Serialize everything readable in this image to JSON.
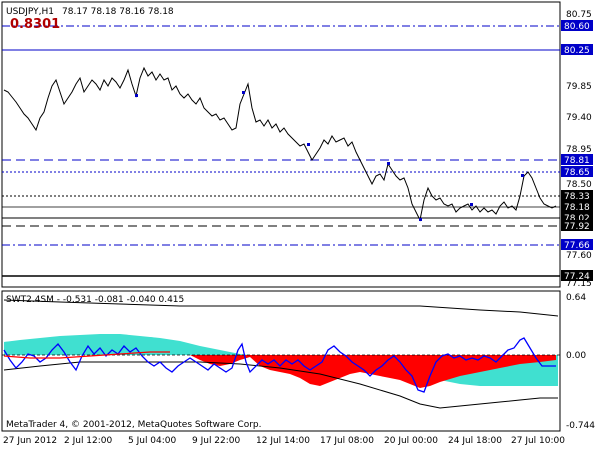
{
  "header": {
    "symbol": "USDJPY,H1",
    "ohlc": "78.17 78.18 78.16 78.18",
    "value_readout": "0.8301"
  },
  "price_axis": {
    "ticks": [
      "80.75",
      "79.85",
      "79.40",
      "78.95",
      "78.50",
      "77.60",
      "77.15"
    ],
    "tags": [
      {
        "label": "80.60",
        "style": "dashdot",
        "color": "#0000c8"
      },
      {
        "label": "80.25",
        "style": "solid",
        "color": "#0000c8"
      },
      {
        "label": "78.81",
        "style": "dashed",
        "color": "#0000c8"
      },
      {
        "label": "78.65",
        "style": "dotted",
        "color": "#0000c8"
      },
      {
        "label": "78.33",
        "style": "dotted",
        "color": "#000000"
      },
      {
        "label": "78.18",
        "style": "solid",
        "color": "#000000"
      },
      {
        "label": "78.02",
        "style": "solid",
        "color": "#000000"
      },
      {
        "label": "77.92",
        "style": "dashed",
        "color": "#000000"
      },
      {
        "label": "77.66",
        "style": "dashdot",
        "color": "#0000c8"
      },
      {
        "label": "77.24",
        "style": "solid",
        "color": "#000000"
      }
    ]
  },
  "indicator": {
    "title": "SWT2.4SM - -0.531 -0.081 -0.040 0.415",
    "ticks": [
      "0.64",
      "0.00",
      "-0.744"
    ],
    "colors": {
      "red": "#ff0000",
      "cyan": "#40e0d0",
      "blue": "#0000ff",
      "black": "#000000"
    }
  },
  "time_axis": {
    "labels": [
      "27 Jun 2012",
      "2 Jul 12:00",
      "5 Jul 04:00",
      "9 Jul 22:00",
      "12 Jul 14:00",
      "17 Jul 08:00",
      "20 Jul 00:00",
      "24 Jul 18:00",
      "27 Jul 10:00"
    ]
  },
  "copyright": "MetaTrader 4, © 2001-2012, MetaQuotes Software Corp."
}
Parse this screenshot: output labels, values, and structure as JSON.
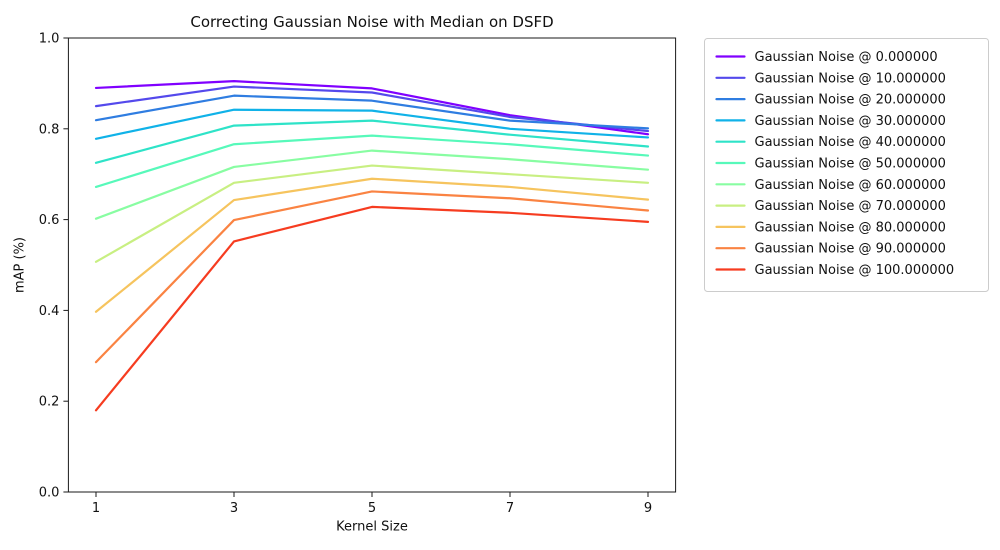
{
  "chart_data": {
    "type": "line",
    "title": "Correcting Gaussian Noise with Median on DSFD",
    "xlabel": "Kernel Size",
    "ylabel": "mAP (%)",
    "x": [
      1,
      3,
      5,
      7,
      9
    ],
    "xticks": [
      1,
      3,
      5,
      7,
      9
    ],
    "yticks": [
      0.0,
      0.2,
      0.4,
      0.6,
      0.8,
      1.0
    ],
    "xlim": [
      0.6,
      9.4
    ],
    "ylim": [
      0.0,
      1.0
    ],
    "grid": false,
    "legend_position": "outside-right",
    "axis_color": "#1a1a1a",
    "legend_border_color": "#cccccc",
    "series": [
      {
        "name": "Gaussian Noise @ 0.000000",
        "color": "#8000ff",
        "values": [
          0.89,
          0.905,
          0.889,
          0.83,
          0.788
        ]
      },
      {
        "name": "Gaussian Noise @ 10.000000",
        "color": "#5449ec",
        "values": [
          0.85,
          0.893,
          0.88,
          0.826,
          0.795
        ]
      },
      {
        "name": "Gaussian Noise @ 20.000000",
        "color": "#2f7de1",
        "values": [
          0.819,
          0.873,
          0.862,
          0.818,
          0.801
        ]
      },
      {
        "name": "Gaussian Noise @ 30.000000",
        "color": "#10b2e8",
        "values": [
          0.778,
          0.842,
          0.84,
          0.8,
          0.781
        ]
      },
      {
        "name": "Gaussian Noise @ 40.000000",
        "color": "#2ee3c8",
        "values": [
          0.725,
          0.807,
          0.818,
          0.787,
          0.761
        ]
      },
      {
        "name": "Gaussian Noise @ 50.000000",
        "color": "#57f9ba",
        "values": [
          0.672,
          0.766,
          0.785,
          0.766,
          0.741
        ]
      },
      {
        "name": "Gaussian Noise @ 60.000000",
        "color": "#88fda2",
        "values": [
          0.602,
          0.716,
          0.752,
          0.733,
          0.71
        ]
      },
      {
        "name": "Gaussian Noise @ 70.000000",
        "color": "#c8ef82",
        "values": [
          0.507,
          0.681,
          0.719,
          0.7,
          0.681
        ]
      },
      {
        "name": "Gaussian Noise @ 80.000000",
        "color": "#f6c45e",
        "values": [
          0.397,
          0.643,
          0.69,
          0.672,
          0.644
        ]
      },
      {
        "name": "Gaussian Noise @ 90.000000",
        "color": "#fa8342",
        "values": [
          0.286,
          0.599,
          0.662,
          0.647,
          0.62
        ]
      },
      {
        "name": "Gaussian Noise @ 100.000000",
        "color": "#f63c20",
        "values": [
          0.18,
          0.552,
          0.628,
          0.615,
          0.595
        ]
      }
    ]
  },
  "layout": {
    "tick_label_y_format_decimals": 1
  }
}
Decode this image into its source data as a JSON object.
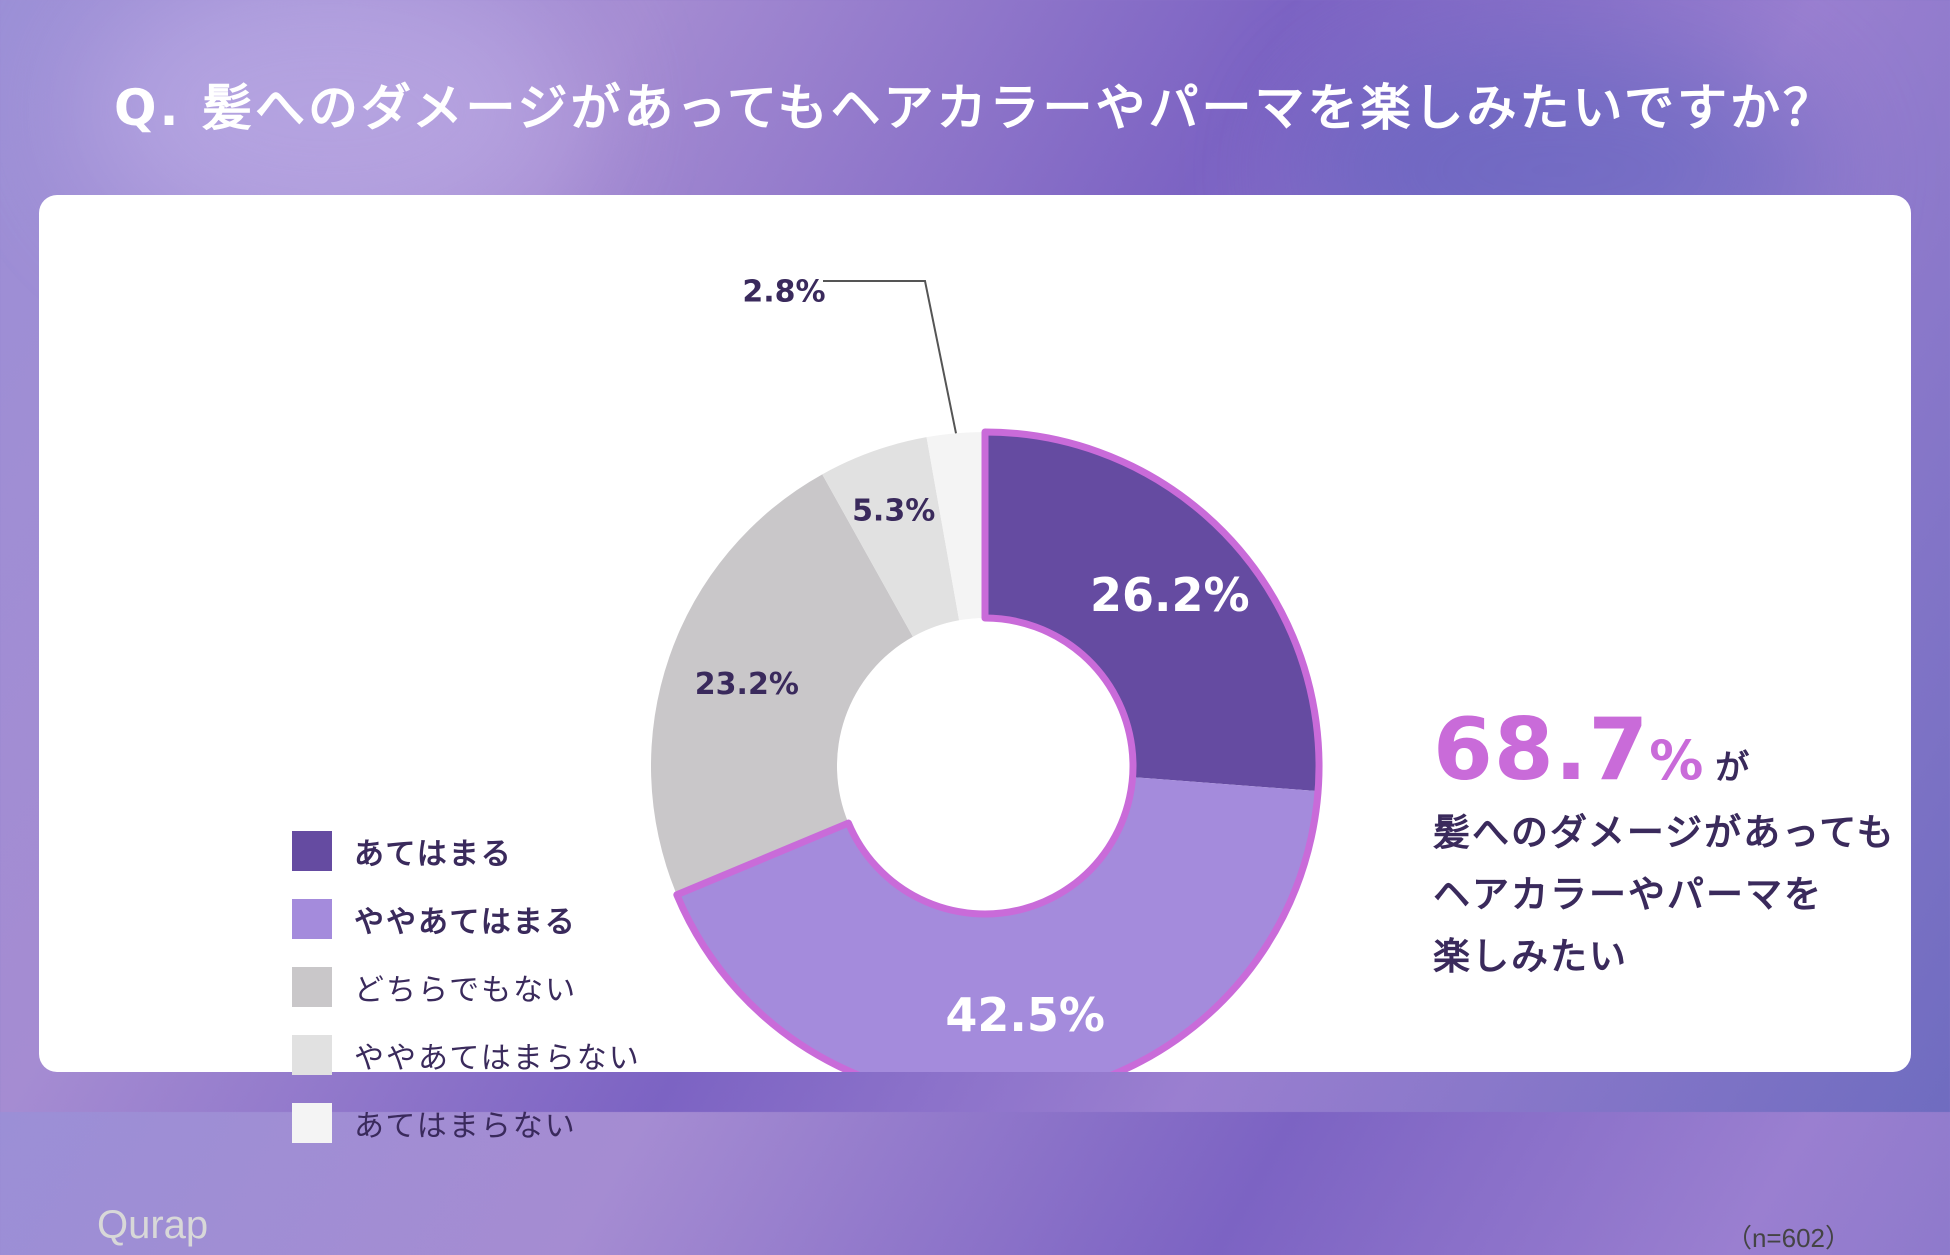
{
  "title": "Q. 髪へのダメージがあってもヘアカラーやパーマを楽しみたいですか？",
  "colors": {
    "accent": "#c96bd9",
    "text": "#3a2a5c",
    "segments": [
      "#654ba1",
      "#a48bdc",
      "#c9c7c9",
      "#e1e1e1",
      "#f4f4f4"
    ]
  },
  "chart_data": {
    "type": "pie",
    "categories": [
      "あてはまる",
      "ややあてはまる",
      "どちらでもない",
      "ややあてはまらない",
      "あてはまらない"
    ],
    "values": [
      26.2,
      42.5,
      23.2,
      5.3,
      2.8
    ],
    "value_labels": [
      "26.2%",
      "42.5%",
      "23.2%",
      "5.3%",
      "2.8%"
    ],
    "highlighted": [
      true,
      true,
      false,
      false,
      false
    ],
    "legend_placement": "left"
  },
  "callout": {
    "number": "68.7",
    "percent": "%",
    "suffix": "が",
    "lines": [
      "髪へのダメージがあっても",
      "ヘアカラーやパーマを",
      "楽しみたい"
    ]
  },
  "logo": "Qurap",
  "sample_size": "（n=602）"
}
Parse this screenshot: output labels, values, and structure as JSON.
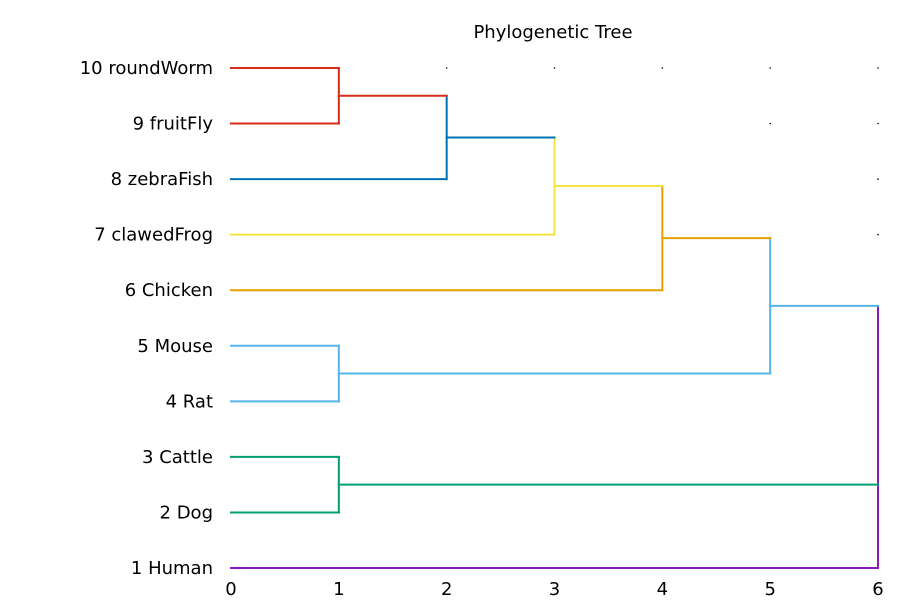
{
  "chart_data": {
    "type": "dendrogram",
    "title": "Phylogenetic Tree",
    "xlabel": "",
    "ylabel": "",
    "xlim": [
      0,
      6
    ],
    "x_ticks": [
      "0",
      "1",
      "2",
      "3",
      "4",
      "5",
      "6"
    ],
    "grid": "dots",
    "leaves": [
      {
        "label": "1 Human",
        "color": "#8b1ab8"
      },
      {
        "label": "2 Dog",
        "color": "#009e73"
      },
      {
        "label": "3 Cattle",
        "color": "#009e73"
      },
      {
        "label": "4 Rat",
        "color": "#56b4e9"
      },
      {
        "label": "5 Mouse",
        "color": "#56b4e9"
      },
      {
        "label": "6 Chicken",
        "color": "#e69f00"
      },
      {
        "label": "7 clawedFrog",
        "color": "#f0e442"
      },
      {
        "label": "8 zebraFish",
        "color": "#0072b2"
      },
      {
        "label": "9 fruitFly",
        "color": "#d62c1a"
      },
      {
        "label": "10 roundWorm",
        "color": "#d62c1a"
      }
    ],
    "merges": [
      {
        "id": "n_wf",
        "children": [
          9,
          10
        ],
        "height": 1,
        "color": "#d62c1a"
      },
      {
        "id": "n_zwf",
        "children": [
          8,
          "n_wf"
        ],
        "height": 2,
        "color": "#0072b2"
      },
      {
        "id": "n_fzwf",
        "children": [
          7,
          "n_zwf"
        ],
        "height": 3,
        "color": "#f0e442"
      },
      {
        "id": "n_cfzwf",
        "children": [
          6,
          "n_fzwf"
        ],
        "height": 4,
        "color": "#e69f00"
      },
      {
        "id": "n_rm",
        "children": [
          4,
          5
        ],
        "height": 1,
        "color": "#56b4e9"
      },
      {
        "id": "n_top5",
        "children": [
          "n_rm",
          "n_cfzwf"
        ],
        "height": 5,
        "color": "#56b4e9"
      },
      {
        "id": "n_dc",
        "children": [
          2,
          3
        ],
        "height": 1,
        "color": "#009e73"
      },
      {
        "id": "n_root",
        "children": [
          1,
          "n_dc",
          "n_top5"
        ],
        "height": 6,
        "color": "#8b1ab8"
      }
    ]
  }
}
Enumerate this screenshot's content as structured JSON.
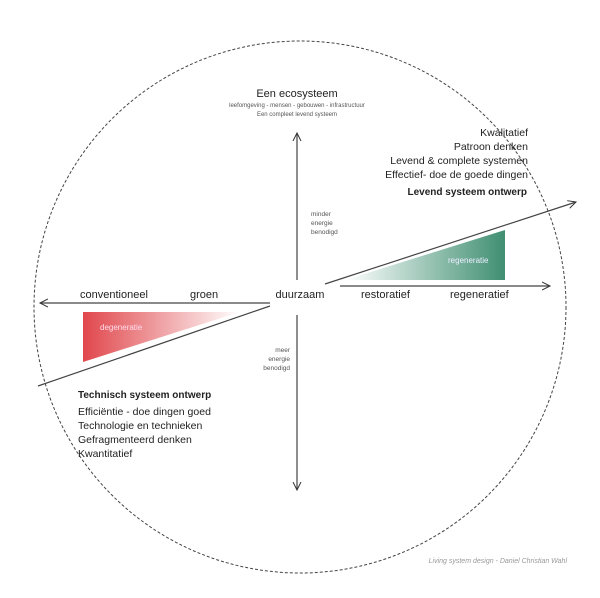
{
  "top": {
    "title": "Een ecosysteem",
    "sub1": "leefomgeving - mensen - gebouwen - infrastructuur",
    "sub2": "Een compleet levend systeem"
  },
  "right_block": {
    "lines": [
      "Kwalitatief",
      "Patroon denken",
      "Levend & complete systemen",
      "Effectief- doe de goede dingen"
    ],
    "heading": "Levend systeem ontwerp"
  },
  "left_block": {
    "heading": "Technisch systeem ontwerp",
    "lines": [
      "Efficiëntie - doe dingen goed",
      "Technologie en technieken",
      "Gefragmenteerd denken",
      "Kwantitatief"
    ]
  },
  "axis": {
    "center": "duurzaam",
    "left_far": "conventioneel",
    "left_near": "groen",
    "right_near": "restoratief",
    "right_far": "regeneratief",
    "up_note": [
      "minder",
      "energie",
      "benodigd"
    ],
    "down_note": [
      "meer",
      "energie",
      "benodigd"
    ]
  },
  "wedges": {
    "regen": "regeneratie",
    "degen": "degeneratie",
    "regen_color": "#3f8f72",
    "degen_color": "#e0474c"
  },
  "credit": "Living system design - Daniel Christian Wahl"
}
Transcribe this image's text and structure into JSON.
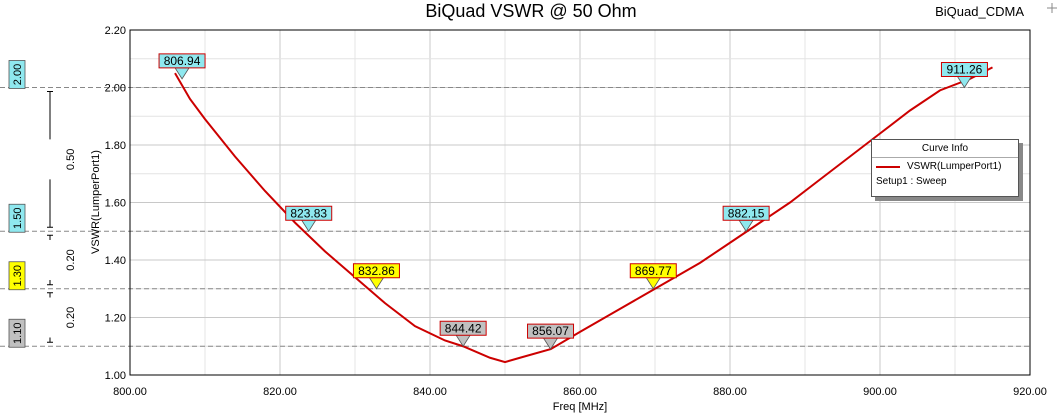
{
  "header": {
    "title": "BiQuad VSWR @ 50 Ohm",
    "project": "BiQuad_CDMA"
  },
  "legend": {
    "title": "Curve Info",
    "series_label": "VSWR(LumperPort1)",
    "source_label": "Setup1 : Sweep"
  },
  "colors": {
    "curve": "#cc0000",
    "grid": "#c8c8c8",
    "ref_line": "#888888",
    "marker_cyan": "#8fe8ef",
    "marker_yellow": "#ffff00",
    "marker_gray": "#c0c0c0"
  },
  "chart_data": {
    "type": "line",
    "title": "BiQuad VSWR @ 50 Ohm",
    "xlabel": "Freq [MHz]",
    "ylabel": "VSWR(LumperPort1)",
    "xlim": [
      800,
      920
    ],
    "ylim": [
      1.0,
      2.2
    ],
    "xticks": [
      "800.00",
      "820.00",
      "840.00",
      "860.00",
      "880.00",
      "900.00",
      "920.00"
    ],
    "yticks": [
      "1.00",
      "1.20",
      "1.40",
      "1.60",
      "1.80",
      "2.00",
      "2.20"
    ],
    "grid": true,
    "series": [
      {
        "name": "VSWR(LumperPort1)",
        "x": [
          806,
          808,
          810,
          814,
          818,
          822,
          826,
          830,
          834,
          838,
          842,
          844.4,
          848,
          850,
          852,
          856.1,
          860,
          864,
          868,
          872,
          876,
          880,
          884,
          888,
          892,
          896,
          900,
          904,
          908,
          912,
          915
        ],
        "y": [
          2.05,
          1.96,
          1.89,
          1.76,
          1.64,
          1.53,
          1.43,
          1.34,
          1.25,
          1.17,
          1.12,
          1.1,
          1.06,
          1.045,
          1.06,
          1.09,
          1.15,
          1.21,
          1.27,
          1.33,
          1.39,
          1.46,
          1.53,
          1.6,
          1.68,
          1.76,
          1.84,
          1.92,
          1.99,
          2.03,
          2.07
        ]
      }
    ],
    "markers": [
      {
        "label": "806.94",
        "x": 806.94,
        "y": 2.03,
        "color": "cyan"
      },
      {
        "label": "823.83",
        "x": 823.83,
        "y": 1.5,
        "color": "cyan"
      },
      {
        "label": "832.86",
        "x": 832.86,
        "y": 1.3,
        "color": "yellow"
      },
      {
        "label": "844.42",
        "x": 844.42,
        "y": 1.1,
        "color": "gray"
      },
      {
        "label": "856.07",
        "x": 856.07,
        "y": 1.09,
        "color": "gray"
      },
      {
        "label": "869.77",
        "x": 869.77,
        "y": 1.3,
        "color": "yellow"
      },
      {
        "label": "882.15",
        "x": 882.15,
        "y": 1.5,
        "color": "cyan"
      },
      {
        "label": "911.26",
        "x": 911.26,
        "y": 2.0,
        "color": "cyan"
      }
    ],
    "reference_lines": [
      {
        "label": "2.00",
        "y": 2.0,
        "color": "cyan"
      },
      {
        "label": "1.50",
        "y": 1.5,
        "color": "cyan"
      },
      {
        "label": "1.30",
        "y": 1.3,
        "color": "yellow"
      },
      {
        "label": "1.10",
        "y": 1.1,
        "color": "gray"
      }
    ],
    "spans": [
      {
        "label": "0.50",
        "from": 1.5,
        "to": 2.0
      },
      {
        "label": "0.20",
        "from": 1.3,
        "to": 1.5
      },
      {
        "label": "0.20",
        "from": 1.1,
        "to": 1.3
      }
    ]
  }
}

### JOB
Out of the records, collect only those lines that contain the string "ylabel".

### WRITTEN ANSWER
    "ylabel": "mAP (%)",
    "ylabel": "",
    "ylabel": "VSWR(LumperPort1)",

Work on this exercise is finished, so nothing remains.